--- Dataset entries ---
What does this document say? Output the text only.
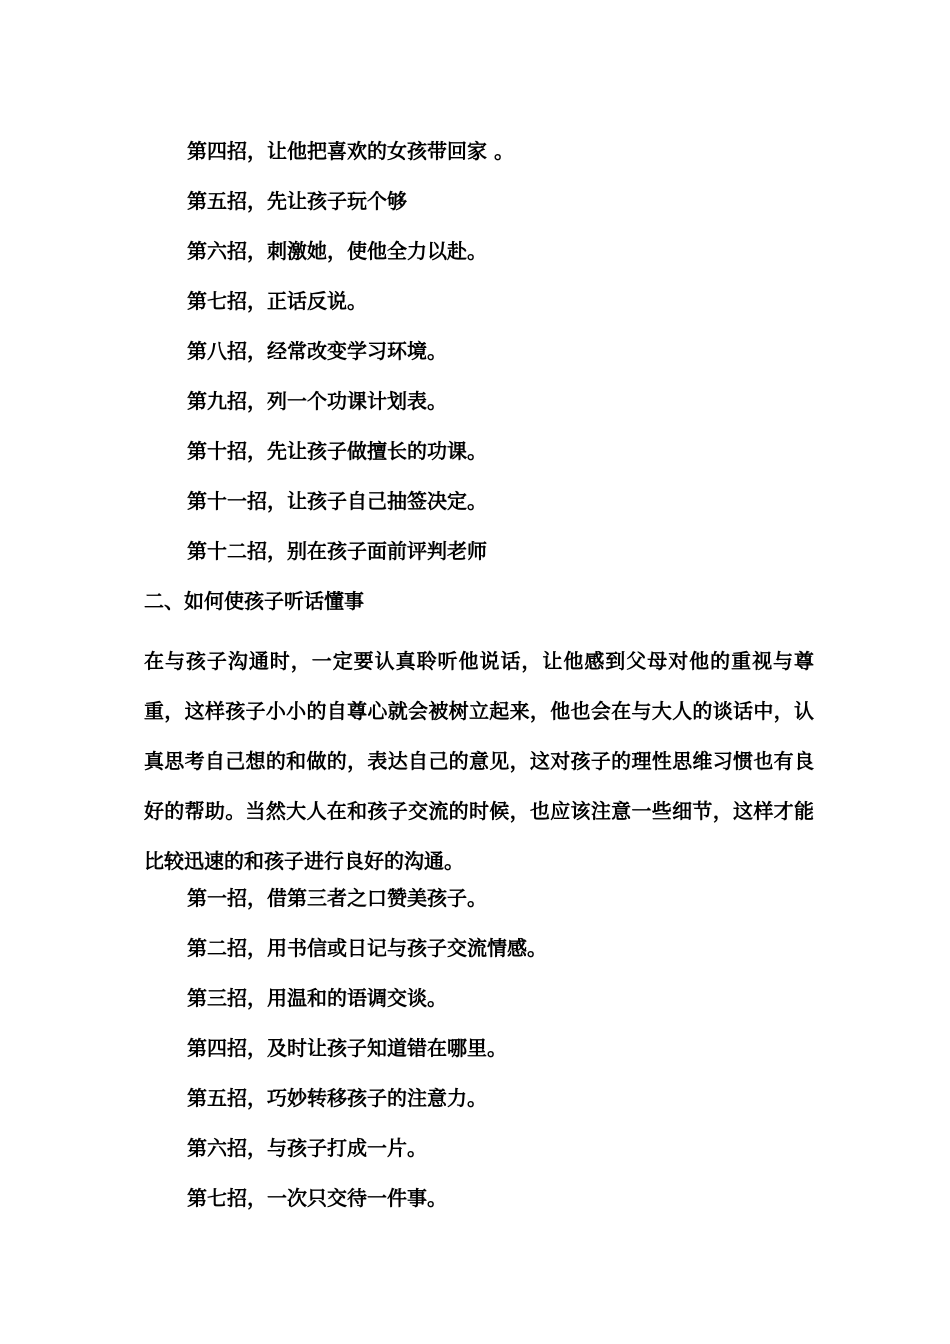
第四招，让他把喜欢的女孩带回家 。
第五招，先让孩子玩个够
第六招，刺激她，使他全力以赴。
第七招，正话反说。
第八招，经常改变学习环境。
第九招，列一个功课计划表。
第十招，先让孩子做擅长的功课。
第十一招，让孩子自己抽签决定。
第十二招，别在孩子面前评判老师
二、如何使孩子听话懂事
在与孩子沟通时，一定要认真聆听他说话，让他感到父母对他的重视与尊重，这样孩子小小的自尊心就会被树立起来，他也会在与大人的谈话中，认真思考自己想的和做的，表达自己的意见，这对孩子的理性思维习惯也有良好的帮助。当然大人在和孩子交流的时候，也应该注意一些细节，这样才能比较迅速的和孩子进行良好的沟通。
第一招，借第三者之口赞美孩子。
第二招，用书信或日记与孩子交流情感。
第三招，用温和的语调交谈。
第四招，及时让孩子知道错在哪里。
第五招，巧妙转移孩子的注意力。
第六招，与孩子打成一片。
第七招，一次只交待一件事。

--- What this task involves ---
Copy out the entries verbatim and leave the images out.

--- Answer to the task ---
What does this document say? Output the text only.
第四招，让他把喜欢的女孩带回家 。
第五招，先让孩子玩个够
第六招，刺激她，使他全力以赴。
第七招，正话反说。
第八招，经常改变学习环境。
第九招，列一个功课计划表。
第十招，先让孩子做擅长的功课。
第十一招，让孩子自己抽签决定。
第十二招，别在孩子面前评判老师
二、如何使孩子听话懂事
在与孩子沟通时，一定要认真聆听他说话，让他感到父母对他的重视与尊重，这样孩子小小的自尊心就会被树立起来，他也会在与大人的谈话中，认真思考自己想的和做的，表达自己的意见，这对孩子的理性思维习惯也有良好的帮助。当然大人在和孩子交流的时候，也应该注意一些细节，这样才能比较迅速的和孩子进行良好的沟通。
第一招，借第三者之口赞美孩子。
第二招，用书信或日记与孩子交流情感。
第三招，用温和的语调交谈。
第四招，及时让孩子知道错在哪里。
第五招，巧妙转移孩子的注意力。
第六招，与孩子打成一片。
第七招，一次只交待一件事。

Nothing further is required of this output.